§ Information given:
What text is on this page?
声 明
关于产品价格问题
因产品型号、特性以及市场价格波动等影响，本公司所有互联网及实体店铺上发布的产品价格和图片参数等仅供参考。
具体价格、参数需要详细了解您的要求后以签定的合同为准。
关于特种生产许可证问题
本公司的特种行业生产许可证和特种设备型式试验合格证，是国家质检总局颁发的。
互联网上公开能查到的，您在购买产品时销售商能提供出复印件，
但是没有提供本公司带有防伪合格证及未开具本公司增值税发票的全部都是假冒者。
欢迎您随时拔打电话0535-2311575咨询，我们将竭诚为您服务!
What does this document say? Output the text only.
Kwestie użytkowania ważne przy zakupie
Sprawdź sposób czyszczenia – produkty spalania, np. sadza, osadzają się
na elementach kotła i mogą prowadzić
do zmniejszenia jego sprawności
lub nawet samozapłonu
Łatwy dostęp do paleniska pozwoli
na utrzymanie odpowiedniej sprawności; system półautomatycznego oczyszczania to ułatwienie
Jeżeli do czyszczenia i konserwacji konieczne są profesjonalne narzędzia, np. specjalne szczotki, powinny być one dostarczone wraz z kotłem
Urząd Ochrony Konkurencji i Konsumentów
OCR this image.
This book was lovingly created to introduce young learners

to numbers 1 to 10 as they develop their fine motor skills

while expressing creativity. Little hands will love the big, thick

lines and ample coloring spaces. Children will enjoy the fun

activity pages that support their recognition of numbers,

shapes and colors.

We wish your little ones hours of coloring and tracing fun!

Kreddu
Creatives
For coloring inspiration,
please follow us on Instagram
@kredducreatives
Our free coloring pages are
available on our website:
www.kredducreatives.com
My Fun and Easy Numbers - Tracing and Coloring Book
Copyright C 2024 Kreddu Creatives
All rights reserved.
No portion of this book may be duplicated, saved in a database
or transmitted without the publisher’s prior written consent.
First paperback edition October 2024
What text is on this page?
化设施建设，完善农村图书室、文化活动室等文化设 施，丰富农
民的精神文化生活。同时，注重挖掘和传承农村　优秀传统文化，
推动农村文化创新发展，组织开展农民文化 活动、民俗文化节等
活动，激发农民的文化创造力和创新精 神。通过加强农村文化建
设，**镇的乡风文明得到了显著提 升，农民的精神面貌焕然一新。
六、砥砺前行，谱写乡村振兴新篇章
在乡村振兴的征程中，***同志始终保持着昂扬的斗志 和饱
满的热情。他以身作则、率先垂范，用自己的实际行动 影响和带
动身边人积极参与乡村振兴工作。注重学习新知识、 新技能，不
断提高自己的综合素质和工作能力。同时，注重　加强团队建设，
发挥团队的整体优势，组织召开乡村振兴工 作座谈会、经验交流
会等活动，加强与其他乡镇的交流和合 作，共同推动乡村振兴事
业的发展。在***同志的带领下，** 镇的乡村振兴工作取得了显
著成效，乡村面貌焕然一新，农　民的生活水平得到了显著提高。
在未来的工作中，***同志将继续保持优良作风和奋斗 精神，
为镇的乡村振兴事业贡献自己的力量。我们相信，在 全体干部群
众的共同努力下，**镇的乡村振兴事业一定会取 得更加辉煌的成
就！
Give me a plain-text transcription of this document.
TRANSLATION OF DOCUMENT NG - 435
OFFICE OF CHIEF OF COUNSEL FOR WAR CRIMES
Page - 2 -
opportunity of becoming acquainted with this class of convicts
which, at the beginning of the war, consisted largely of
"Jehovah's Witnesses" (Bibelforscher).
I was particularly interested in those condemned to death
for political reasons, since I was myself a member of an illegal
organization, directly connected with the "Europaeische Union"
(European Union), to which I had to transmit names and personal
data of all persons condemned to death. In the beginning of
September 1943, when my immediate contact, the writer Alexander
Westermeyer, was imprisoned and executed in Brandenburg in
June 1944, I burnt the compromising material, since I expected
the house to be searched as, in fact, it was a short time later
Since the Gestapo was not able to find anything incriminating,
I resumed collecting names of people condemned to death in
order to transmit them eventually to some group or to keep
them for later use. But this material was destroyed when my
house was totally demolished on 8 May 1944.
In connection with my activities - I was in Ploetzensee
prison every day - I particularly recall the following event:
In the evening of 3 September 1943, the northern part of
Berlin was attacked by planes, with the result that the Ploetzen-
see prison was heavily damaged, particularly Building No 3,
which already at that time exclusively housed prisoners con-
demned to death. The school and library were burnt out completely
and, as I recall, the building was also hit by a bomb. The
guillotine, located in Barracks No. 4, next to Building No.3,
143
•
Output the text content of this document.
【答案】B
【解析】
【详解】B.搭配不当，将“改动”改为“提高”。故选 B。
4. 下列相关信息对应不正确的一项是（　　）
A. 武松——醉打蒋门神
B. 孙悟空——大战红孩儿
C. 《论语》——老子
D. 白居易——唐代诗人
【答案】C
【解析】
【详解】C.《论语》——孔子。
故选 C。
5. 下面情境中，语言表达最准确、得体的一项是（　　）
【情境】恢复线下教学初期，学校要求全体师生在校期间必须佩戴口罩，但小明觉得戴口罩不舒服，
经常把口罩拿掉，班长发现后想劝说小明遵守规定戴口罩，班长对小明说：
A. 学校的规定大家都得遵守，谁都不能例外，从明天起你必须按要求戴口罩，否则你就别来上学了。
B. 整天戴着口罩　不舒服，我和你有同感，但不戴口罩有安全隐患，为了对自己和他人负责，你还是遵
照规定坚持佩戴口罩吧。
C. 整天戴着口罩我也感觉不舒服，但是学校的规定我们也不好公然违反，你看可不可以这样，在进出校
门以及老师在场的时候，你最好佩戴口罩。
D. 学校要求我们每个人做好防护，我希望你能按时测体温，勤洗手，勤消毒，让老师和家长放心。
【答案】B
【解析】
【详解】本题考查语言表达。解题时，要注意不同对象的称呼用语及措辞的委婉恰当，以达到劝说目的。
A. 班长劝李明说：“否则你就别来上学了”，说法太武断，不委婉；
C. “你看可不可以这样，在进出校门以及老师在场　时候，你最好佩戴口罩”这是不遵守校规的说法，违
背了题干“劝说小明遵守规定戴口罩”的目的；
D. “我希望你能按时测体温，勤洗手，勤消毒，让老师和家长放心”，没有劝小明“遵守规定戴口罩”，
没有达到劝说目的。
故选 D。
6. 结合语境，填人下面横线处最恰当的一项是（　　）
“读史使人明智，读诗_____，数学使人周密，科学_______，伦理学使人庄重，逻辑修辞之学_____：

§ Requirement:
The entries above should be repeated exactly, every one of them.

§ Written solution:
What text is on this page?
声 明
关于产品价格问题
因产品型号、特性以及市场价格波动等影响，本公司所有互联网及实体店铺上发布的产品价格和图片参数等仅供参考。
具体价格、参数需要详细了解您的要求后以签定的合同为准。
关于特种生产许可证问题
本公司的特种行业生产许可证和特种设备型式试验合格证，是国家质检总局颁发的。
互联网上公开能查到的，您在购买产品时销售商能提供出复印件，
但是没有提供本公司带有防伪合格证及未开具本公司增值税发票的全部都是假冒者。
欢迎您随时拔打电话0535-2311575咨询，我们将竭诚为您服务!
What does this document say? Output the text only.
Kwestie użytkowania ważne przy zakupie
Sprawdź sposób czyszczenia – produkty spalania, np. sadza, osadzają się
na elementach kotła i mogą prowadzić
do zmniejszenia jego sprawności
lub nawet samozapłonu
Łatwy dostęp do paleniska pozwoli
na utrzymanie odpowiedniej sprawności; system półautomatycznego oczyszczania to ułatwienie
Jeżeli do czyszczenia i konserwacji konieczne są profesjonalne narzędzia, np. specjalne szczotki, powinny być one dostarczone wraz z kotłem
Urząd Ochrony Konkurencji i Konsumentów
OCR this image.
This book was lovingly created to introduce young learners

to numbers 1 to 10 as they develop their fine motor skills

while expressing creativity. Little hands will love the big, thick

lines and ample coloring spaces. Children will enjoy the fun

activity pages that support their recognition of numbers,

shapes and colors.

We wish your little ones hours of coloring and tracing fun!

Kreddu
Creatives
For coloring inspiration,
please follow us on Instagram
@kredducreatives
Our free coloring pages are
available on our website:
www.kredducreatives.com
My Fun and Easy Numbers - Tracing and Coloring Book
Copyright C 2024 Kreddu Creatives
All rights reserved.
No portion of this book may be duplicated, saved in a database
or transmitted without the publisher’s prior written consent.
First paperback edition October 2024
What text is on this page?
化设施建设，完善农村图书室、文化活动室等文化设 施，丰富农
民的精神文化生活。同时，注重挖掘和传承农村　优秀传统文化，
推动农村文化创新发展，组织开展农民文化 活动、民俗文化节等
活动，激发农民的文化创造力和创新精 神。通过加强农村文化建
设，**镇的乡风文明得到了显著提 升，农民的精神面貌焕然一新。
六、砥砺前行，谱写乡村振兴新篇章
在乡村振兴的征程中，***同志始终保持着昂扬的斗志 和饱
满的热情。他以身作则、率先垂范，用自己的实际行动 影响和带
动身边人积极参与乡村振兴工作。注重学习新知识、 新技能，不
断提高自己的综合素质和工作能力。同时，注重　加强团队建设，
发挥团队的整体优势，组织召开乡村振兴工 作座谈会、经验交流
会等活动，加强与其他乡镇的交流和合 作，共同推动乡村振兴事
业的发展。在***同志的带领下，** 镇的乡村振兴工作取得了显
著成效，乡村面貌焕然一新，农　民的生活水平得到了显著提高。
在未来的工作中，***同志将继续保持优良作风和奋斗 精神，
为镇的乡村振兴事业贡献自己的力量。我们相信，在 全体干部群
众的共同努力下，**镇的乡村振兴事业一定会取 得更加辉煌的成
就！
Give me a plain-text transcription of this document.
TRANSLATION OF DOCUMENT NG - 435
OFFICE OF CHIEF OF COUNSEL FOR WAR CRIMES
Page - 2 -
opportunity of becoming acquainted with this class of convicts
which, at the beginning of the war, consisted largely of
"Jehovah's Witnesses" (Bibelforscher).
I was particularly interested in those condemned to death
for political reasons, since I was myself a member of an illegal
organization, directly connected with the "Europaeische Union"
(European Union), to which I had to transmit names and personal
data of all persons condemned to death. In the beginning of
September 1943, when my immediate contact, the writer Alexander
Westermeyer, was imprisoned and executed in Brandenburg in
June 1944, I burnt the compromising material, since I expected
the house to be searched as, in fact, it was a short time later
Since the Gestapo was not able to find anything incriminating,
I resumed collecting names of people condemned to death in
order to transmit them eventually to some group or to keep
them for later use. But this material was destroyed when my
house was totally demolished on 8 May 1944.
In connection with my activities - I was in Ploetzensee
prison every day - I particularly recall the following event:
In the evening of 3 September 1943, the northern part of
Berlin was attacked by planes, with the result that the Ploetzen-
see prison was heavily damaged, particularly Building No 3,
which already at that time exclusively housed prisoners con-
demned to death. The school and library were burnt out completely
and, as I recall, the building was also hit by a bomb. The
guillotine, located in Barracks No. 4, next to Building No.3,
143
•
Output the text content of this document.
【答案】B
【解析】
【详解】B.搭配不当，将“改动”改为“提高”。故选 B。
4. 下列相关信息对应不正确的一项是（　　）
A. 武松——醉打蒋门神
B. 孙悟空——大战红孩儿
C. 《论语》——老子
D. 白居易——唐代诗人
【答案】C
【解析】
【详解】C.《论语》——孔子。
故选 C。
5. 下面情境中，语言表达最准确、得体的一项是（　　）
【情境】恢复线下教学初期，学校要求全体师生在校期间必须佩戴口罩，但小明觉得戴口罩不舒服，
经常把口罩拿掉，班长发现后想劝说小明遵守规定戴口罩，班长对小明说：
A. 学校的规定大家都得遵守，谁都不能例外，从明天起你必须按要求戴口罩，否则你就别来上学了。
B. 整天戴着口罩　不舒服，我和你有同感，但不戴口罩有安全隐患，为了对自己和他人负责，你还是遵
照规定坚持佩戴口罩吧。
C. 整天戴着口罩我也感觉不舒服，但是学校的规定我们也不好公然违反，你看可不可以这样，在进出校
门以及老师在场的时候，你最好佩戴口罩。
D. 学校要求我们每个人做好防护，我希望你能按时测体温，勤洗手，勤消毒，让老师和家长放心。
【答案】B
【解析】
【详解】本题考查语言表达。解题时，要注意不同对象的称呼用语及措辞的委婉恰当，以达到劝说目的。
A. 班长劝李明说：“否则你就别来上学了”，说法太武断，不委婉；
C. “你看可不可以这样，在进出校门以及老师在场　时候，你最好佩戴口罩”这是不遵守校规的说法，违
背了题干“劝说小明遵守规定戴口罩”的目的；
D. “我希望你能按时测体温，勤洗手，勤消毒，让老师和家长放心”，没有劝小明“遵守规定戴口罩”，
没有达到劝说目的。
故选 D。
6. 结合语境，填人下面横线处最恰当的一项是（　　）
“读史使人明智，读诗_____，数学使人周密，科学_______，伦理学使人庄重，逻辑修辞之学_____：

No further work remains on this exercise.